▸ WRITTEN PROBLEM: From the material below, list every line containing "nautilus".

──────────

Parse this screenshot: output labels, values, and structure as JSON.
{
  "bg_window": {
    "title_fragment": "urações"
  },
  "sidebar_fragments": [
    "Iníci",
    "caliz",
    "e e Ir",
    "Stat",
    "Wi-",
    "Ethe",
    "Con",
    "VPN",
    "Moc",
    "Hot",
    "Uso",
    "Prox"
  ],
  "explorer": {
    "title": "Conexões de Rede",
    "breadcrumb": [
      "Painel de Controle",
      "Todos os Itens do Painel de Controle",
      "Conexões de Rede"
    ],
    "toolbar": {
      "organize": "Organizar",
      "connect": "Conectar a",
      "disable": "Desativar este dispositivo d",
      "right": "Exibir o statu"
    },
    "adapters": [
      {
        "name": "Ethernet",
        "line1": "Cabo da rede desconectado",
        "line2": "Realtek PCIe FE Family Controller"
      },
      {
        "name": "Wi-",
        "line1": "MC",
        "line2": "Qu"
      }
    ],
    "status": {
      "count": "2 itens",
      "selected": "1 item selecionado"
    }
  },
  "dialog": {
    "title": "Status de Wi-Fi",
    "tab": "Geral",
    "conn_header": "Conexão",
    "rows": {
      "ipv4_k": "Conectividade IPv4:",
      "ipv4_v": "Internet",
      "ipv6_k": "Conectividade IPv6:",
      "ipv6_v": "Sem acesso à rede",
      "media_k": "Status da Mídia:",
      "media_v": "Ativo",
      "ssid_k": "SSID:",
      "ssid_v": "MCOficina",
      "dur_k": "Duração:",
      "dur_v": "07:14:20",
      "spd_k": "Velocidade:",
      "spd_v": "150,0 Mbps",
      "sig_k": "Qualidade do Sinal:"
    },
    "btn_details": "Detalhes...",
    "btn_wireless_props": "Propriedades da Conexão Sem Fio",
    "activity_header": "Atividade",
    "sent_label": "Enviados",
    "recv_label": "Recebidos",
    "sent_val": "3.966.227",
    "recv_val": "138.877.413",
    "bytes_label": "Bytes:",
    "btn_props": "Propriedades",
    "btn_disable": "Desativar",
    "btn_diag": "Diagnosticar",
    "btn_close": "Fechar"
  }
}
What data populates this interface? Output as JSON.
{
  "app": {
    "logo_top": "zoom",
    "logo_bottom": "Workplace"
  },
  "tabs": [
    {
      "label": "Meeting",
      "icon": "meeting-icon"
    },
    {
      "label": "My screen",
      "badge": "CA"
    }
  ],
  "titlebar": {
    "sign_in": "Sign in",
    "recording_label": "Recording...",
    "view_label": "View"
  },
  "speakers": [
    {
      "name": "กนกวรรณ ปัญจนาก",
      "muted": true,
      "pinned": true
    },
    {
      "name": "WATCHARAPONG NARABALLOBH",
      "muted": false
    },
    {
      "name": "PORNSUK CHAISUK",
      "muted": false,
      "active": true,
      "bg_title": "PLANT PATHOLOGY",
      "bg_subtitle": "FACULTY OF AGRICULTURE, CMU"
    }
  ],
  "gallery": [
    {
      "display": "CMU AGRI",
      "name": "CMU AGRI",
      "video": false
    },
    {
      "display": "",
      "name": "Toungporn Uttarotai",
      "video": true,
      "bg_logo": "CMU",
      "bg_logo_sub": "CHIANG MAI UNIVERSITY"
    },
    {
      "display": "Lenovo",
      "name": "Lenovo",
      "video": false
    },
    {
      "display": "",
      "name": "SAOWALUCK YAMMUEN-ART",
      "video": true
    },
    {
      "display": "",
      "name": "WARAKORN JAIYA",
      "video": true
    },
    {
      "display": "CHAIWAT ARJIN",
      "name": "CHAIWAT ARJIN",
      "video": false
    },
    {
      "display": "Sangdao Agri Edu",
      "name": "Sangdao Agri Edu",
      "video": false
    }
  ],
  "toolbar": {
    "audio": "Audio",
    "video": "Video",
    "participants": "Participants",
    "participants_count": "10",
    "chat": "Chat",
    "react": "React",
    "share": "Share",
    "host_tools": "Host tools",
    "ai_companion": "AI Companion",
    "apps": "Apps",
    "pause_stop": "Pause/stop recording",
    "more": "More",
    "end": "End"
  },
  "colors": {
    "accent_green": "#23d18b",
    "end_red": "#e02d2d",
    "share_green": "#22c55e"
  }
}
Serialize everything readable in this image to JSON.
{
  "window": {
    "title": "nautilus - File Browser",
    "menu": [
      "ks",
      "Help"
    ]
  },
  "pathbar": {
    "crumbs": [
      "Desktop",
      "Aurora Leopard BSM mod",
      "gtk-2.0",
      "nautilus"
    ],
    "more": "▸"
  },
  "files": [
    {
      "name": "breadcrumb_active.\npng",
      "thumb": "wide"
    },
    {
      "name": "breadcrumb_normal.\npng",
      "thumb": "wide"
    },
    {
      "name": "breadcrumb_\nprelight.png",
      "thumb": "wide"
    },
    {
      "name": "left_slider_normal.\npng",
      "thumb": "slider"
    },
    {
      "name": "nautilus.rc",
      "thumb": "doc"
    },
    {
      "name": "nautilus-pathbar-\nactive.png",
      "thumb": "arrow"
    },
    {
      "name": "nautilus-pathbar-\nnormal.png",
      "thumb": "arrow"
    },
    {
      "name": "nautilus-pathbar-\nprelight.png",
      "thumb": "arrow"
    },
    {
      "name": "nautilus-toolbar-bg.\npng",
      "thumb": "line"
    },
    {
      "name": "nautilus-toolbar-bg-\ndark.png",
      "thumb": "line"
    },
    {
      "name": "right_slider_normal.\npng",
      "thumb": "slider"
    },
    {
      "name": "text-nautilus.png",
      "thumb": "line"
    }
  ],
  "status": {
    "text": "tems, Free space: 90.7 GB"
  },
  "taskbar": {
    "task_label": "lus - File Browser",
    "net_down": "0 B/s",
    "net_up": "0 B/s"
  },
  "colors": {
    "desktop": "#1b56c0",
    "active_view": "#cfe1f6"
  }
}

──────────

▸ ANSWER TO THIS TASK:
    "title": "nautilus - File Browser",
      "nautilus"
      "name": "nautilus.rc",
      "name": "nautilus-pathbar-\nactive.png",
      "name": "nautilus-pathbar-\nnormal.png",
      "name": "nautilus-pathbar-\nprelight.png",
      "name": "nautilus-toolbar-bg.\npng",
      "name": "nautilus-toolbar-bg-\ndark.png",
      "name": "text-nautilus.png",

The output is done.